- [SET PROBLEM]
Write each line out exactly, leaving none out.

......

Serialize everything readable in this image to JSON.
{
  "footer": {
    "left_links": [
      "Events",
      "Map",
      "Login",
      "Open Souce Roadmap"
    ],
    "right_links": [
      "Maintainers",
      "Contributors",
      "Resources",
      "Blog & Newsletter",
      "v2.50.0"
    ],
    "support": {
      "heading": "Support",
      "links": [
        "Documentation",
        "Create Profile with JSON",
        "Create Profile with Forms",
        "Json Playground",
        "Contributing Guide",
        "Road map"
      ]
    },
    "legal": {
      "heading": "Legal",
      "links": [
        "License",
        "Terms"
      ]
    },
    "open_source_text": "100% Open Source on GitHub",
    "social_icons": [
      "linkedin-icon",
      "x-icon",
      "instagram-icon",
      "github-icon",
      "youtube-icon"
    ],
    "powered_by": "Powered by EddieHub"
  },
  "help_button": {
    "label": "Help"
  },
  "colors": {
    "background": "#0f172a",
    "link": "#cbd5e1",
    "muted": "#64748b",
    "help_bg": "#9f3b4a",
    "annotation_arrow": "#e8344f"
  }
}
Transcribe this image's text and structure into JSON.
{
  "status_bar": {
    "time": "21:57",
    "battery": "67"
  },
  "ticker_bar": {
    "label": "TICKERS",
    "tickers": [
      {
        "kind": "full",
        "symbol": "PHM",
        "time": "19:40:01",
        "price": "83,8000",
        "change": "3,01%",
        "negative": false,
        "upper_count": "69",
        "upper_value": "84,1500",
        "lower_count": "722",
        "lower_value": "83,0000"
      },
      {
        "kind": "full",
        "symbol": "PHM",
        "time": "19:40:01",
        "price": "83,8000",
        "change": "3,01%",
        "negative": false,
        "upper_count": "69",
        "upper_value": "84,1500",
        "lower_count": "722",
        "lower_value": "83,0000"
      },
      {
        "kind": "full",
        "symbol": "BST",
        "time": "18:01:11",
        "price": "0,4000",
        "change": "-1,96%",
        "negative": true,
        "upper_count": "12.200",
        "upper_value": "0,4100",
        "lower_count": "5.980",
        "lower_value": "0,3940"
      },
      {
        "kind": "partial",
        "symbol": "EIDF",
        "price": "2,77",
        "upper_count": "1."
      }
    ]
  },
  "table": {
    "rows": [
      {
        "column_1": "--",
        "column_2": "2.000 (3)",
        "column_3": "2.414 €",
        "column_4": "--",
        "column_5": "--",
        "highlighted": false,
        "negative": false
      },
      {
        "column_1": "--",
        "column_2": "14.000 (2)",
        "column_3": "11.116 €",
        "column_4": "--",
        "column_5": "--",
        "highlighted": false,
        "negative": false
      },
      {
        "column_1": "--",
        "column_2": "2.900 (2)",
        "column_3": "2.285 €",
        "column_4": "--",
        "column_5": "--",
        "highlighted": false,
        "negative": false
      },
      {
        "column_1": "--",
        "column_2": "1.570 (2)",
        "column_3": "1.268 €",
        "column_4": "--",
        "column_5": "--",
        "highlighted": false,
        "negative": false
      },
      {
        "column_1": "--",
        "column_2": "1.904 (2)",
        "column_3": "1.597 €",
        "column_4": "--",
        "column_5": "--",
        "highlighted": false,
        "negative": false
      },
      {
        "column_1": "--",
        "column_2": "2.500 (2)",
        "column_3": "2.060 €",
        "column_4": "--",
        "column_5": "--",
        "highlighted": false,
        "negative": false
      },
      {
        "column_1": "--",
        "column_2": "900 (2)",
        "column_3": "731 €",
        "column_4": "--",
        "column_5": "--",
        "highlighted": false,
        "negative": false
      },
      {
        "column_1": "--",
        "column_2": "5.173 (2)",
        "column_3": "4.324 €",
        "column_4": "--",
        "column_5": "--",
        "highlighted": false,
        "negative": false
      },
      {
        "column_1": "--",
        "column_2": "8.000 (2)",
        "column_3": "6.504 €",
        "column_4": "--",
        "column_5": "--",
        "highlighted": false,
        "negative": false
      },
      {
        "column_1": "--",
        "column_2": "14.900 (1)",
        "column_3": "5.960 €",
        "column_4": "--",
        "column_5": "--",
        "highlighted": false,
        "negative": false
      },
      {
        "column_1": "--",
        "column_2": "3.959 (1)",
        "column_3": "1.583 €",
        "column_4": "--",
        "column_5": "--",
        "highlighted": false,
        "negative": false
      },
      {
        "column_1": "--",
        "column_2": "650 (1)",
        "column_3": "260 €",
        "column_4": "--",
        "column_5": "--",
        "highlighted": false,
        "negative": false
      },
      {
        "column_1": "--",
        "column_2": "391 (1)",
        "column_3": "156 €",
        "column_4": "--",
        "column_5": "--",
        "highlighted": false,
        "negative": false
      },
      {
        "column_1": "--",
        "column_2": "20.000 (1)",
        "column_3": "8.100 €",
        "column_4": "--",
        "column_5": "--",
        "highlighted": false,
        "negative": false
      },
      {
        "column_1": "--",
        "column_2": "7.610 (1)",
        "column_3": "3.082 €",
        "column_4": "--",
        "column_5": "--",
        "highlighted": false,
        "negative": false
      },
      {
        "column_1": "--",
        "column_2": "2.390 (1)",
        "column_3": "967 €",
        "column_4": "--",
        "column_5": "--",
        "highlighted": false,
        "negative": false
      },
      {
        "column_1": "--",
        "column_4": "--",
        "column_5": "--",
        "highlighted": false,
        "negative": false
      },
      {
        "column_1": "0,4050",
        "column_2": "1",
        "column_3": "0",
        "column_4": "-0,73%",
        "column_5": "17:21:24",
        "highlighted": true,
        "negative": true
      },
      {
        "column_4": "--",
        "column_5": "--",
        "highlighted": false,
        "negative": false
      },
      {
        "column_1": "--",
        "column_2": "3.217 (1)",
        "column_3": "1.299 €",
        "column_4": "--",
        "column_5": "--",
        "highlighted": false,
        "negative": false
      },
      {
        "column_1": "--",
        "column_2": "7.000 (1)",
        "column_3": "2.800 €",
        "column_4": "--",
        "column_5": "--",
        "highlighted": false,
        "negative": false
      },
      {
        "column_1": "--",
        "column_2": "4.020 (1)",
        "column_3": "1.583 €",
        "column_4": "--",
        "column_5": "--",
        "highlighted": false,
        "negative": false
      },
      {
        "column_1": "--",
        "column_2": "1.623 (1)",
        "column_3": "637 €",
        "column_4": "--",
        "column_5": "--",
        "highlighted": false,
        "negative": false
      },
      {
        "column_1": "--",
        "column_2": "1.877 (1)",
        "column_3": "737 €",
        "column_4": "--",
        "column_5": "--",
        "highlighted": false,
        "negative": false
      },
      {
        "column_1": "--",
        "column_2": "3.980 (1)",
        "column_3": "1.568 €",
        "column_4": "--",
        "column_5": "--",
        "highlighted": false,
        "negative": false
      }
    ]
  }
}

......

- [THE REPLY]
Serialize everything readable in this image to JSON.
{
  "footer": {
    "left_links": [
      "Events",
      "Map",
      "Login",
      "Open Souce Roadmap"
    ],
    "right_links": [
      "Maintainers",
      "Contributors",
      "Resources",
      "Blog & Newsletter",
      "v2.50.0"
    ],
    "support": {
      "heading": "Support",
      "links": [
        "Documentation",
        "Create Profile with JSON",
        "Create Profile with Forms",
        "Json Playground",
        "Contributing Guide",
        "Road map"
      ]
    },
    "legal": {
      "heading": "Legal",
      "links": [
        "License",
        "Terms"
      ]
    },
    "open_source_text": "100% Open Source on GitHub",
    "social_icons": [
      "linkedin-icon",
      "x-icon",
      "instagram-icon",
      "github-icon",
      "youtube-icon"
    ],
    "powered_by": "Powered by EddieHub"
  },
  "help_button": {
    "label": "Help"
  },
  "colors": {
    "background": "#0f172a",
    "link": "#cbd5e1",
    "muted": "#64748b",
    "help_bg": "#9f3b4a",
    "annotation_arrow": "#e8344f"
  }
}
Transcribe this image's text and structure into JSON.
{
  "status_bar": {
    "time": "21:57",
    "battery": "67"
  },
  "ticker_bar": {
    "label": "TICKERS",
    "tickers": [
      {
        "kind": "full",
        "symbol": "PHM",
        "time": "19:40:01",
        "price": "83,8000",
        "change": "3,01%",
        "negative": false,
        "upper_count": "69",
        "upper_value": "84,1500",
        "lower_count": "722",
        "lower_value": "83,0000"
      },
      {
        "kind": "full",
        "symbol": "PHM",
        "time": "19:40:01",
        "price": "83,8000",
        "change": "3,01%",
        "negative": false,
        "upper_count": "69",
        "upper_value": "84,1500",
        "lower_count": "722",
        "lower_value": "83,0000"
      },
      {
        "kind": "full",
        "symbol": "BST",
        "time": "18:01:11",
        "price": "0,4000",
        "change": "-1,96%",
        "negative": true,
        "upper_count": "12.200",
        "upper_value": "0,4100",
        "lower_count": "5.980",
        "lower_value": "0,3940"
      },
      {
        "kind": "partial",
        "symbol": "EIDF",
        "price": "2,77",
        "upper_count": "1."
      }
    ]
  },
  "table": {
    "rows": [
      {
        "column_1": "--",
        "column_2": "2.000 (3)",
        "column_3": "2.414 €",
        "column_4": "--",
        "column_5": "--",
        "highlighted": false,
        "negative": false
      },
      {
        "column_1": "--",
        "column_2": "14.000 (2)",
        "column_3": "11.116 €",
        "column_4": "--",
        "column_5": "--",
        "highlighted": false,
        "negative": false
      },
      {
        "column_1": "--",
        "column_2": "2.900 (2)",
        "column_3": "2.285 €",
        "column_4": "--",
        "column_5": "--",
        "highlighted": false,
        "negative": false
      },
      {
        "column_1": "--",
        "column_2": "1.570 (2)",
        "column_3": "1.268 €",
        "column_4": "--",
        "column_5": "--",
        "highlighted": false,
        "negative": false
      },
      {
        "column_1": "--",
        "column_2": "1.904 (2)",
        "column_3": "1.597 €",
        "column_4": "--",
        "column_5": "--",
        "highlighted": false,
        "negative": false
      },
      {
        "column_1": "--",
        "column_2": "2.500 (2)",
        "column_3": "2.060 €",
        "column_4": "--",
        "column_5": "--",
        "highlighted": false,
        "negative": false
      },
      {
        "column_1": "--",
        "column_2": "900 (2)",
        "column_3": "731 €",
        "column_4": "--",
        "column_5": "--",
        "highlighted": false,
        "negative": false
      },
      {
        "column_1": "--",
        "column_2": "5.173 (2)",
        "column_3": "4.324 €",
        "column_4": "--",
        "column_5": "--",
        "highlighted": false,
        "negative": false
      },
      {
        "column_1": "--",
        "column_2": "8.000 (2)",
        "column_3": "6.504 €",
        "column_4": "--",
        "column_5": "--",
        "highlighted": false,
        "negative": false
      },
      {
        "column_1": "--",
        "column_2": "14.900 (1)",
        "column_3": "5.960 €",
        "column_4": "--",
        "column_5": "--",
        "highlighted": false,
        "negative": false
      },
      {
        "column_1": "--",
        "column_2": "3.959 (1)",
        "column_3": "1.583 €",
        "column_4": "--",
        "column_5": "--",
        "highlighted": false,
        "negative": false
      },
      {
        "column_1": "--",
        "column_2": "650 (1)",
        "column_3": "260 €",
        "column_4": "--",
        "column_5": "--",
        "highlighted": false,
        "negative": false
      },
      {
        "column_1": "--",
        "column_2": "391 (1)",
        "column_3": "156 €",
        "column_4": "--",
        "column_5": "--",
        "highlighted": false,
        "negative": false
      },
      {
        "column_1": "--",
        "column_2": "20.000 (1)",
        "column_3": "8.100 €",
        "column_4": "--",
        "column_5": "--",
        "highlighted": false,
        "negative": false
      },
      {
        "column_1": "--",
        "column_2": "7.610 (1)",
        "column_3": "3.082 €",
        "column_4": "--",
        "column_5": "--",
        "highlighted": false,
        "negative": false
      },
      {
        "column_1": "--",
        "column_2": "2.390 (1)",
        "column_3": "967 €",
        "column_4": "--",
        "column_5": "--",
        "highlighted": false,
        "negative": false
      },
      {
        "column_1": "--",
        "column_4": "--",
        "column_5": "--",
        "highlighted": false,
        "negative": false
      },
      {
        "column_1": "0,4050",
        "column_2": "1",
        "column_3": "0",
        "column_4": "-0,73%",
        "column_5": "17:21:24",
        "highlighted": true,
        "negative": true
      },
      {
        "column_4": "--",
        "column_5": "--",
        "highlighted": false,
        "negative": false
      },
      {
        "column_1": "--",
        "column_2": "3.217 (1)",
        "column_3": "1.299 €",
        "column_4": "--",
        "column_5": "--",
        "highlighted": false,
        "negative": false
      },
      {
        "column_1": "--",
        "column_2": "7.000 (1)",
        "column_3": "2.800 €",
        "column_4": "--",
        "column_5": "--",
        "highlighted": false,
        "negative": false
      },
      {
        "column_1": "--",
        "column_2": "4.020 (1)",
        "column_3": "1.583 €",
        "column_4": "--",
        "column_5": "--",
        "highlighted": false,
        "negative": false
      },
      {
        "column_1": "--",
        "column_2": "1.623 (1)",
        "column_3": "637 €",
        "column_4": "--",
        "column_5": "--",
        "highlighted": false,
        "negative": false
      },
      {
        "column_1": "--",
        "column_2": "1.877 (1)",
        "column_3": "737 €",
        "column_4": "--",
        "column_5": "--",
        "highlighted": false,
        "negative": false
      },
      {
        "column_1": "--",
        "column_2": "3.980 (1)",
        "column_3": "1.568 €",
        "column_4": "--",
        "column_5": "--",
        "highlighted": false,
        "negative": false
      }
    ]
  }
}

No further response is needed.